Task to carry out: Return each line of the records below word for word, leaving out the pictures.

Input records:
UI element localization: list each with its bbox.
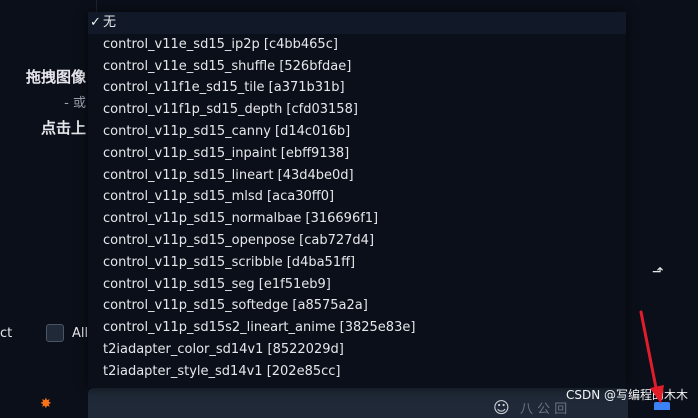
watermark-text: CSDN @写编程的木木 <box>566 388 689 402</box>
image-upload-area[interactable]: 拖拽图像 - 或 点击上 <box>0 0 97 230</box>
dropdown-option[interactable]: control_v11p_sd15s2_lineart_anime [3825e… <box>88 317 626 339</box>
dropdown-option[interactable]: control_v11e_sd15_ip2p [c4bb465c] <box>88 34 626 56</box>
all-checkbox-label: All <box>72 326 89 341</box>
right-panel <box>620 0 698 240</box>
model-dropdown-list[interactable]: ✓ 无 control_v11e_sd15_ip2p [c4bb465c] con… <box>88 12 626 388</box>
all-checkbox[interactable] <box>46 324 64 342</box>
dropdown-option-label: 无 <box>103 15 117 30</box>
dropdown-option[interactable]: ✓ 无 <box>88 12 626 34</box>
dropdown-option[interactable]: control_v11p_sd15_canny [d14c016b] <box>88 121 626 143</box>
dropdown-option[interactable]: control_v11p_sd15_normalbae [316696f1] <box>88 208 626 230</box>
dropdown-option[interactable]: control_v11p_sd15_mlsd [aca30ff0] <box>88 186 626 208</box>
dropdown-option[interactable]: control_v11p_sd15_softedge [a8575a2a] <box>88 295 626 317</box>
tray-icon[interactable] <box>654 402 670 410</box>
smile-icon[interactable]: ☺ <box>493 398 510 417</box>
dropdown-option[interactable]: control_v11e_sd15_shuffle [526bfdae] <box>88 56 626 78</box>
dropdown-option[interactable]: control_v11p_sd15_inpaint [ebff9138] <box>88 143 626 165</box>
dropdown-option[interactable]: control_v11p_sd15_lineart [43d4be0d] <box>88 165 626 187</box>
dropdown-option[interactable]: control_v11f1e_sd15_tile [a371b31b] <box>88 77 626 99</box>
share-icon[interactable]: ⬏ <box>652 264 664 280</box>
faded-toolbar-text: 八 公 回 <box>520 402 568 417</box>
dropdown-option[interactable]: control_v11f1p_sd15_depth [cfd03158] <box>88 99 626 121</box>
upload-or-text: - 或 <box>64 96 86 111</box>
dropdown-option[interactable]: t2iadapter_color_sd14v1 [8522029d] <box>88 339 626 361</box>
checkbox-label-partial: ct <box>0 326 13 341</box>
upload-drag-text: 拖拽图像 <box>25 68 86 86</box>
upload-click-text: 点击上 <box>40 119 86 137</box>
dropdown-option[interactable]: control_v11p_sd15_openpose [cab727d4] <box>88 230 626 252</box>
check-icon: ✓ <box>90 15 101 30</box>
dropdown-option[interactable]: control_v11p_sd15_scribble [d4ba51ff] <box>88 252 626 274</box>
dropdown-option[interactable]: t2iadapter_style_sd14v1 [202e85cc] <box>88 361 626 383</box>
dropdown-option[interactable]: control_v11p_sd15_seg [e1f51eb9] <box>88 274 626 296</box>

Exercise response:
UI element localization: list each with its bbox.
watermark-text: CSDN @写编程的木木 <box>566 388 689 402</box>
image-upload-area[interactable]: 拖拽图像 - 或 点击上 <box>0 0 97 230</box>
dropdown-option[interactable]: control_v11p_sd15s2_lineart_anime [3825e… <box>88 317 626 339</box>
dropdown-option[interactable]: control_v11e_sd15_ip2p [c4bb465c] <box>88 34 626 56</box>
all-checkbox-label: All <box>72 326 89 341</box>
right-panel <box>620 0 698 240</box>
model-dropdown-list[interactable]: ✓ 无 control_v11e_sd15_ip2p [c4bb465c] con… <box>88 12 626 388</box>
all-checkbox[interactable] <box>46 324 64 342</box>
dropdown-option-label: 无 <box>103 15 117 30</box>
dropdown-option[interactable]: ✓ 无 <box>88 12 626 34</box>
dropdown-option[interactable]: control_v11p_sd15_canny [d14c016b] <box>88 121 626 143</box>
dropdown-option[interactable]: control_v11p_sd15_normalbae [316696f1] <box>88 208 626 230</box>
dropdown-option[interactable]: control_v11p_sd15_mlsd [aca30ff0] <box>88 186 626 208</box>
dropdown-option[interactable]: control_v11p_sd15_softedge [a8575a2a] <box>88 295 626 317</box>
tray-icon[interactable] <box>654 402 670 410</box>
smile-icon[interactable]: ☺ <box>493 398 510 417</box>
dropdown-option[interactable]: control_v11e_sd15_shuffle [526bfdae] <box>88 56 626 78</box>
dropdown-option[interactable]: control_v11p_sd15_inpaint [ebff9138] <box>88 143 626 165</box>
dropdown-option[interactable]: control_v11p_sd15_lineart [43d4be0d] <box>88 165 626 187</box>
dropdown-option[interactable]: control_v11f1e_sd15_tile [a371b31b] <box>88 77 626 99</box>
share-icon[interactable]: ⬏ <box>652 264 664 280</box>
faded-toolbar-text: 八 公 回 <box>520 402 568 417</box>
dropdown-option[interactable]: control_v11f1p_sd15_depth [cfd03158] <box>88 99 626 121</box>
upload-or-text: - 或 <box>64 96 86 111</box>
dropdown-option[interactable]: t2iadapter_color_sd14v1 [8522029d] <box>88 339 626 361</box>
checkbox-label-partial: ct <box>0 326 13 341</box>
upload-drag-text: 拖拽图像 <box>25 68 86 86</box>
upload-click-text: 点击上 <box>40 119 86 137</box>
dropdown-option[interactable]: control_v11p_sd15_openpose [cab727d4] <box>88 230 626 252</box>
check-icon: ✓ <box>90 15 101 30</box>
dropdown-option[interactable]: control_v11p_sd15_scribble [d4ba51ff] <box>88 252 626 274</box>
dropdown-option[interactable]: t2iadapter_style_sd14v1 [202e85cc] <box>88 361 626 383</box>
dropdown-option[interactable]: control_v11p_sd15_seg [e1f51eb9] <box>88 274 626 296</box>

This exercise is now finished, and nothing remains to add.